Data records
-- start --

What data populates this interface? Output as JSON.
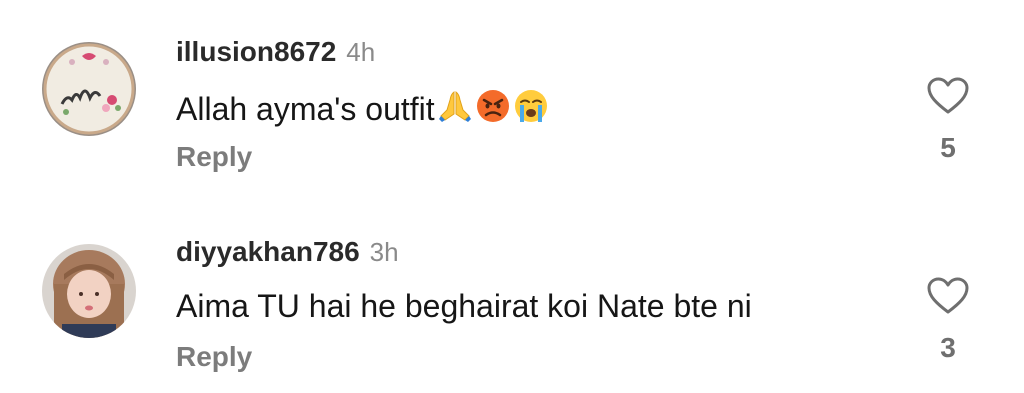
{
  "comments": [
    {
      "username": "illusion8672",
      "time": "4h",
      "text": "Allah ayma's outfit",
      "emojis": [
        "folded-hands-emoji",
        "angry-face-emoji",
        "crying-face-emoji"
      ],
      "reply_label": "Reply",
      "likes": "5"
    },
    {
      "username": "diyyakhan786",
      "time": "3h",
      "text": "Aima TU hai he beghairat koi Nate bte ni",
      "reply_label": "Reply",
      "likes": "3"
    }
  ],
  "colors": {
    "username": "#2a2a2a",
    "timestamp": "#8a8a8a",
    "comment_text": "#161616",
    "reply": "#7c7c7c",
    "like_count": "#6f6f6f",
    "heart_outline": "#6f6f6f"
  }
}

-- end --

» INSTRUCTIONS FOR THE TASK
Transcribe every record above exactly as written, leaving out any pictures.

» THE ANSWER
What data populates this interface? Output as JSON.
{
  "comments": [
    {
      "username": "illusion8672",
      "time": "4h",
      "text": "Allah ayma's outfit",
      "emojis": [
        "folded-hands-emoji",
        "angry-face-emoji",
        "crying-face-emoji"
      ],
      "reply_label": "Reply",
      "likes": "5"
    },
    {
      "username": "diyyakhan786",
      "time": "3h",
      "text": "Aima TU hai he beghairat koi Nate bte ni",
      "reply_label": "Reply",
      "likes": "3"
    }
  ],
  "colors": {
    "username": "#2a2a2a",
    "timestamp": "#8a8a8a",
    "comment_text": "#161616",
    "reply": "#7c7c7c",
    "like_count": "#6f6f6f",
    "heart_outline": "#6f6f6f"
  }
}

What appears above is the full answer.